[Collected data]
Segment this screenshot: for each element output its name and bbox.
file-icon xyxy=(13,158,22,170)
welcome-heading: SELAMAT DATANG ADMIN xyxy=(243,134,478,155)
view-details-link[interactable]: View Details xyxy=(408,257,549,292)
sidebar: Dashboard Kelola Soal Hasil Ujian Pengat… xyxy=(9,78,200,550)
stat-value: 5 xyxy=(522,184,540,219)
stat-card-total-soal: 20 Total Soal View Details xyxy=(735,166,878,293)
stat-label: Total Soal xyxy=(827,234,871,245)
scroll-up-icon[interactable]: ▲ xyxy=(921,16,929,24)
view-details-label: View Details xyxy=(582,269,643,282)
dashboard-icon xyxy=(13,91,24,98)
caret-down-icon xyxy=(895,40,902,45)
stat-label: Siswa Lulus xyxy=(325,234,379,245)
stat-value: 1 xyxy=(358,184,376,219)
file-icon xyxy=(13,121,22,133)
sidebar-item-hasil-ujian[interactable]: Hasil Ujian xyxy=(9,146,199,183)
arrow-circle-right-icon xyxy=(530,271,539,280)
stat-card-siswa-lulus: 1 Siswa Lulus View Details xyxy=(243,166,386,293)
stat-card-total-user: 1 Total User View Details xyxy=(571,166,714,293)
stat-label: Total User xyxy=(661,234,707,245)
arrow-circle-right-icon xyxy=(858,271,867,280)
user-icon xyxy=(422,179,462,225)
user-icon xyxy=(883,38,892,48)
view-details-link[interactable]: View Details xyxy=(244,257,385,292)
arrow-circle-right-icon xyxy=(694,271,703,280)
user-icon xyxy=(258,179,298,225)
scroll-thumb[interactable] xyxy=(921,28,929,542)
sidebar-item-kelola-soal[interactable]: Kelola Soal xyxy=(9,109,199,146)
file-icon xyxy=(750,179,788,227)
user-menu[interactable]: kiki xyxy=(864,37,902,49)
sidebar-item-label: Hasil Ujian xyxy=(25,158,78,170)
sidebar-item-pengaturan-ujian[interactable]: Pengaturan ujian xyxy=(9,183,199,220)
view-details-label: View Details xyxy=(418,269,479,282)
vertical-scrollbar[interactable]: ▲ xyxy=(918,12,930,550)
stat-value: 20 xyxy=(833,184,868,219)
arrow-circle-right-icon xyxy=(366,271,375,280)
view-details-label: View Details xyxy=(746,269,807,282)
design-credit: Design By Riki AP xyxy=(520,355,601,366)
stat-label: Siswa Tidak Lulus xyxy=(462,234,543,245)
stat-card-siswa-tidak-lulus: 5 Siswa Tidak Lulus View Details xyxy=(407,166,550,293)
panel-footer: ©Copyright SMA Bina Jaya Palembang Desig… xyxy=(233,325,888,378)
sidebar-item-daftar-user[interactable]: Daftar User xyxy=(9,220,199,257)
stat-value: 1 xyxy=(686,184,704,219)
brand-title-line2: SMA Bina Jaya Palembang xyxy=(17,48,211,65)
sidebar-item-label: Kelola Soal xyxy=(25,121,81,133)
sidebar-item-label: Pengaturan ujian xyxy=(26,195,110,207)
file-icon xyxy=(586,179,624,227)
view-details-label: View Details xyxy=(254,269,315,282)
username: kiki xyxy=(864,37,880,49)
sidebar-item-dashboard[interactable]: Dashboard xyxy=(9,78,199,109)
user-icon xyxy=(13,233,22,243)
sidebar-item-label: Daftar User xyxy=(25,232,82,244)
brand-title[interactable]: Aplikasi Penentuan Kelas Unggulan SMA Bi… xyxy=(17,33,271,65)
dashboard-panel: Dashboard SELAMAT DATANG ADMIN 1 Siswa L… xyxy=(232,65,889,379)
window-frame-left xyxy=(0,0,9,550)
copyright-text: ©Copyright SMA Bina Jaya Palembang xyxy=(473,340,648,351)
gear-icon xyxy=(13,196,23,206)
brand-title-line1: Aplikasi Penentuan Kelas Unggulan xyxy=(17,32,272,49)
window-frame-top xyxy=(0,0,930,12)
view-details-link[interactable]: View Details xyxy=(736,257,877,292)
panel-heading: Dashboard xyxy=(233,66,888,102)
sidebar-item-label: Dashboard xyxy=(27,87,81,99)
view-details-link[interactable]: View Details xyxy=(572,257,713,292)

• _EXERCISE BRIEF_: Print all of the rows above again, keeping every line unchanged.

• _CORRECT OUTPUT_:
Segment this screenshot: for each element output its name and bbox.
file-icon xyxy=(13,158,22,170)
welcome-heading: SELAMAT DATANG ADMIN xyxy=(243,134,478,155)
view-details-link[interactable]: View Details xyxy=(408,257,549,292)
sidebar: Dashboard Kelola Soal Hasil Ujian Pengat… xyxy=(9,78,200,550)
stat-value: 5 xyxy=(522,184,540,219)
stat-card-total-soal: 20 Total Soal View Details xyxy=(735,166,878,293)
stat-label: Total Soal xyxy=(827,234,871,245)
scroll-up-icon[interactable]: ▲ xyxy=(921,16,929,24)
view-details-label: View Details xyxy=(582,269,643,282)
dashboard-icon xyxy=(13,91,24,98)
caret-down-icon xyxy=(895,40,902,45)
stat-label: Siswa Lulus xyxy=(325,234,379,245)
stat-value: 1 xyxy=(358,184,376,219)
file-icon xyxy=(13,121,22,133)
sidebar-item-hasil-ujian[interactable]: Hasil Ujian xyxy=(9,146,199,183)
arrow-circle-right-icon xyxy=(530,271,539,280)
stat-card-siswa-lulus: 1 Siswa Lulus View Details xyxy=(243,166,386,293)
stat-card-total-user: 1 Total User View Details xyxy=(571,166,714,293)
stat-label: Total User xyxy=(661,234,707,245)
arrow-circle-right-icon xyxy=(858,271,867,280)
user-icon xyxy=(422,179,462,225)
user-icon xyxy=(883,38,892,48)
view-details-link[interactable]: View Details xyxy=(244,257,385,292)
arrow-circle-right-icon xyxy=(694,271,703,280)
user-icon xyxy=(258,179,298,225)
scroll-thumb[interactable] xyxy=(921,28,929,542)
sidebar-item-kelola-soal[interactable]: Kelola Soal xyxy=(9,109,199,146)
file-icon xyxy=(750,179,788,227)
user-menu[interactable]: kiki xyxy=(864,37,902,49)
sidebar-item-label: Hasil Ujian xyxy=(25,158,78,170)
sidebar-item-pengaturan-ujian[interactable]: Pengaturan ujian xyxy=(9,183,199,220)
view-details-label: View Details xyxy=(418,269,479,282)
vertical-scrollbar[interactable]: ▲ xyxy=(918,12,930,550)
stat-value: 20 xyxy=(833,184,868,219)
arrow-circle-right-icon xyxy=(366,271,375,280)
view-details-label: View Details xyxy=(746,269,807,282)
design-credit: Design By Riki AP xyxy=(520,355,601,366)
stat-label: Siswa Tidak Lulus xyxy=(462,234,543,245)
stat-card-siswa-tidak-lulus: 5 Siswa Tidak Lulus View Details xyxy=(407,166,550,293)
panel-footer: ©Copyright SMA Bina Jaya Palembang Desig… xyxy=(233,325,888,378)
sidebar-item-daftar-user[interactable]: Daftar User xyxy=(9,220,199,257)
stat-value: 1 xyxy=(686,184,704,219)
brand-title-line2: SMA Bina Jaya Palembang xyxy=(17,48,211,65)
sidebar-item-label: Kelola Soal xyxy=(25,121,81,133)
sidebar-item-label: Pengaturan ujian xyxy=(26,195,110,207)
file-icon xyxy=(586,179,624,227)
view-details-label: View Details xyxy=(254,269,315,282)
username: kiki xyxy=(864,37,880,49)
sidebar-item-dashboard[interactable]: Dashboard xyxy=(9,78,199,109)
user-icon xyxy=(13,233,22,243)
sidebar-item-label: Daftar User xyxy=(25,232,82,244)
brand-title[interactable]: Aplikasi Penentuan Kelas Unggulan SMA Bi… xyxy=(17,33,271,65)
dashboard-panel: Dashboard SELAMAT DATANG ADMIN 1 Siswa L… xyxy=(232,65,889,379)
window-frame-left xyxy=(0,0,9,550)
copyright-text: ©Copyright SMA Bina Jaya Palembang xyxy=(473,340,648,351)
gear-icon xyxy=(13,196,23,206)
brand-title-line1: Aplikasi Penentuan Kelas Unggulan xyxy=(17,32,272,49)
window-frame-top xyxy=(0,0,930,12)
view-details-link[interactable]: View Details xyxy=(736,257,877,292)
panel-heading: Dashboard xyxy=(233,66,888,102)
sidebar-item-label: Dashboard xyxy=(27,87,81,99)
view-details-link[interactable]: View Details xyxy=(572,257,713,292)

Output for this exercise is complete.